__AIM__. Locate the string "name" in the records below. Copy every line where it occurs.

Figure dataset records:
══════
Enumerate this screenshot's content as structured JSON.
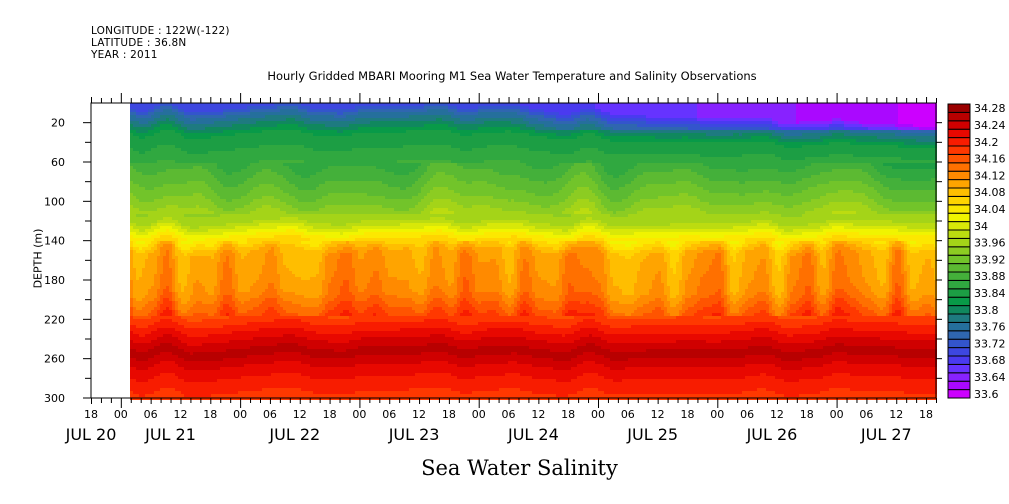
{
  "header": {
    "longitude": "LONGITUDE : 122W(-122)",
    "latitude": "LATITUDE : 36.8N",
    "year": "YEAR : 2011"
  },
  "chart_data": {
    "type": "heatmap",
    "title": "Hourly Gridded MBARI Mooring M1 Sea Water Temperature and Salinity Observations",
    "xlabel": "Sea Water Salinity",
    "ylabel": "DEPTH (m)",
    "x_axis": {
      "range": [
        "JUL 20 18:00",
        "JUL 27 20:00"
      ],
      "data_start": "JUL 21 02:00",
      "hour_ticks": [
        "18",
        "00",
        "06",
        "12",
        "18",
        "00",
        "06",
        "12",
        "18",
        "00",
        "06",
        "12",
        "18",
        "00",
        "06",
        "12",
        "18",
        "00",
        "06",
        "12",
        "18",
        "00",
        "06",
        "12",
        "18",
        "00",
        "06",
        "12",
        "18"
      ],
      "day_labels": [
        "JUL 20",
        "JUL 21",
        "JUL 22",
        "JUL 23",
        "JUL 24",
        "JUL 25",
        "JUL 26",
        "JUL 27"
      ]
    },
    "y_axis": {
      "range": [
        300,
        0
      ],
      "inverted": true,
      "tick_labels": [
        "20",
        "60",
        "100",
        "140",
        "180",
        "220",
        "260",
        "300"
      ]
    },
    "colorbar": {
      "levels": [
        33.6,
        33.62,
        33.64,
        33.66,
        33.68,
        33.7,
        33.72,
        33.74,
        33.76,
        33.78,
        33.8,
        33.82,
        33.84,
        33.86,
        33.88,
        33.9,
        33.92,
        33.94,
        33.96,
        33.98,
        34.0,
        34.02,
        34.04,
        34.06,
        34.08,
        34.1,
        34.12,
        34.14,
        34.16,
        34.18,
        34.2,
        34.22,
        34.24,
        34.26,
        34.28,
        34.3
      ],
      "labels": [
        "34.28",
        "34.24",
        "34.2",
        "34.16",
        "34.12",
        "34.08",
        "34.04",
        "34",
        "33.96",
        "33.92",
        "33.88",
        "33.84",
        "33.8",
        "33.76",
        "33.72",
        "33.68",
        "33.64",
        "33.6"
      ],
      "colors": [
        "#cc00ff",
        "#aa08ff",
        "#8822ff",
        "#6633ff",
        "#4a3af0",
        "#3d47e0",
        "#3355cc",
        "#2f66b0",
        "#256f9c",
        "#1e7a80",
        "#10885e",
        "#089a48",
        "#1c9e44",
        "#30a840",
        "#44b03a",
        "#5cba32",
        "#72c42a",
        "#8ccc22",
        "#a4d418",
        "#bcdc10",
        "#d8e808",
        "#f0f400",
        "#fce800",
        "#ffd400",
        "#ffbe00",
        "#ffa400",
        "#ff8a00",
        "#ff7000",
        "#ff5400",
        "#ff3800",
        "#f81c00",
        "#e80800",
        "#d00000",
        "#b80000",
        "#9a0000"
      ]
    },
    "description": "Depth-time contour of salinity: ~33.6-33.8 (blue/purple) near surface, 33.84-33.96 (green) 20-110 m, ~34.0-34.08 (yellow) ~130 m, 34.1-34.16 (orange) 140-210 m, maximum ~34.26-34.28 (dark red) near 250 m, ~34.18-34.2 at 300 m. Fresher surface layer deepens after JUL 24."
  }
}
══════
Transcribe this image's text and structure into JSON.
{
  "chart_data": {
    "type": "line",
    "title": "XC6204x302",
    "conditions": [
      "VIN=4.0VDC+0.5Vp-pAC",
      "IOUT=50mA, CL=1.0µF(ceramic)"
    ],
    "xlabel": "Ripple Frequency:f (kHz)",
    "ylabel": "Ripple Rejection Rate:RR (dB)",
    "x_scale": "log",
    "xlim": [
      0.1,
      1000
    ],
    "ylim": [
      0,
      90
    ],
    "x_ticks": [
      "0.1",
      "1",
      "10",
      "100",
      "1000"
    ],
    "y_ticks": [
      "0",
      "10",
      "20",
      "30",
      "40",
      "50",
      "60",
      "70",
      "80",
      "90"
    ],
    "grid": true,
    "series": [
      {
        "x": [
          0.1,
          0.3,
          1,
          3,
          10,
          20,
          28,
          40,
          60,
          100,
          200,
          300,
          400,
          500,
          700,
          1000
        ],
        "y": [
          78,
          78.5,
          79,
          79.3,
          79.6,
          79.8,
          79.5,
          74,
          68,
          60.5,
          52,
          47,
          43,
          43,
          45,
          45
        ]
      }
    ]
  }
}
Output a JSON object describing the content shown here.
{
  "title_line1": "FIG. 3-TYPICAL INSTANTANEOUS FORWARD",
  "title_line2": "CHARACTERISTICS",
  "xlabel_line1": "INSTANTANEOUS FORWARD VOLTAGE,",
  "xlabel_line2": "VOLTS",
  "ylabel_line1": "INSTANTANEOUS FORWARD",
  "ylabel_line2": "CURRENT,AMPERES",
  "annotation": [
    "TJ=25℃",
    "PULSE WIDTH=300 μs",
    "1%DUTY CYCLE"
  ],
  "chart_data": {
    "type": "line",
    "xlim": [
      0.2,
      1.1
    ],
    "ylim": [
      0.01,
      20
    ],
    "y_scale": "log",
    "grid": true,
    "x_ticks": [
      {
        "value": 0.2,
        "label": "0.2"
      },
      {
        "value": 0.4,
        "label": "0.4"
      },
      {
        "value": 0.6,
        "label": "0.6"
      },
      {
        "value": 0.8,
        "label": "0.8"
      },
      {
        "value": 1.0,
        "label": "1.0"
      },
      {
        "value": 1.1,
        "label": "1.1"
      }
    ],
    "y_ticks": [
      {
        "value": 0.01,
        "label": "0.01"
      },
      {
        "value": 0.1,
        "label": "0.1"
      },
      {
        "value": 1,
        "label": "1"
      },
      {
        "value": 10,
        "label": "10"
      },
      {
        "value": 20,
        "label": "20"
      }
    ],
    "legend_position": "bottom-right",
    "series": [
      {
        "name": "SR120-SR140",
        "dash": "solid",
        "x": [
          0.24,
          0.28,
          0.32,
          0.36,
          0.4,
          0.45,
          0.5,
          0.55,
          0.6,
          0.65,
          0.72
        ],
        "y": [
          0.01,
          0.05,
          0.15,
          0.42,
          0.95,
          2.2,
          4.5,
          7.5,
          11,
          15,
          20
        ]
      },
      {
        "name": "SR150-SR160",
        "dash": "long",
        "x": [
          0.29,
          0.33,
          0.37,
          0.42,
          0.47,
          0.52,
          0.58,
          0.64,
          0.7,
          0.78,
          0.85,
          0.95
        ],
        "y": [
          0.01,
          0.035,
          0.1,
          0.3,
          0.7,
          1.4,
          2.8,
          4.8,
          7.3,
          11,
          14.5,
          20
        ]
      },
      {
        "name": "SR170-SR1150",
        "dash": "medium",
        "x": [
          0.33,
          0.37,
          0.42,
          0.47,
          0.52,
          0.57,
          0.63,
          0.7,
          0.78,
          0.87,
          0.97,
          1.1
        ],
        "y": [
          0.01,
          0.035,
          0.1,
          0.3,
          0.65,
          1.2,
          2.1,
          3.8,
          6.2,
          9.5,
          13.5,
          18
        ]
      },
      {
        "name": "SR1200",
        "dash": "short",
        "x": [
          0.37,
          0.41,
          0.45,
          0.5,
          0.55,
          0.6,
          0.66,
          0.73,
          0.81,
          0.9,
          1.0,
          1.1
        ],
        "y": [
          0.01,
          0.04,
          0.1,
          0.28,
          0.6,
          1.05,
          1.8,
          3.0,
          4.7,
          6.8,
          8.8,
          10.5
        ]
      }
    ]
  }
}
══════
__SOLUTION FOR THIS TASK__.
        "name": "SR120-SR140",
        "name": "SR150-SR160",
        "name": "SR170-SR1150",
        "name": "SR1200",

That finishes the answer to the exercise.